Find the string "samples" and gather every line that holds it.
.....
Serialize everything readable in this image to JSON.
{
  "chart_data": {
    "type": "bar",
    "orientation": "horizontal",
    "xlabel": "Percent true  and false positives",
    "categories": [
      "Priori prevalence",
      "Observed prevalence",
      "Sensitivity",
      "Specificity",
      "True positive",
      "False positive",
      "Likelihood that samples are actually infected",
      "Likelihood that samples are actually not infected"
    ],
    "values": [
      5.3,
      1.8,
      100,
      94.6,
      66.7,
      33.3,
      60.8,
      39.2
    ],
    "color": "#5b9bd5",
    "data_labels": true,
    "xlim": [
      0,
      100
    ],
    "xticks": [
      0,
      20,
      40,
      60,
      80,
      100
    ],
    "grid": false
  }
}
.....
# The output:
      "Likelihood that samples are actually infected",
      "Likelihood that samples are actually not infected"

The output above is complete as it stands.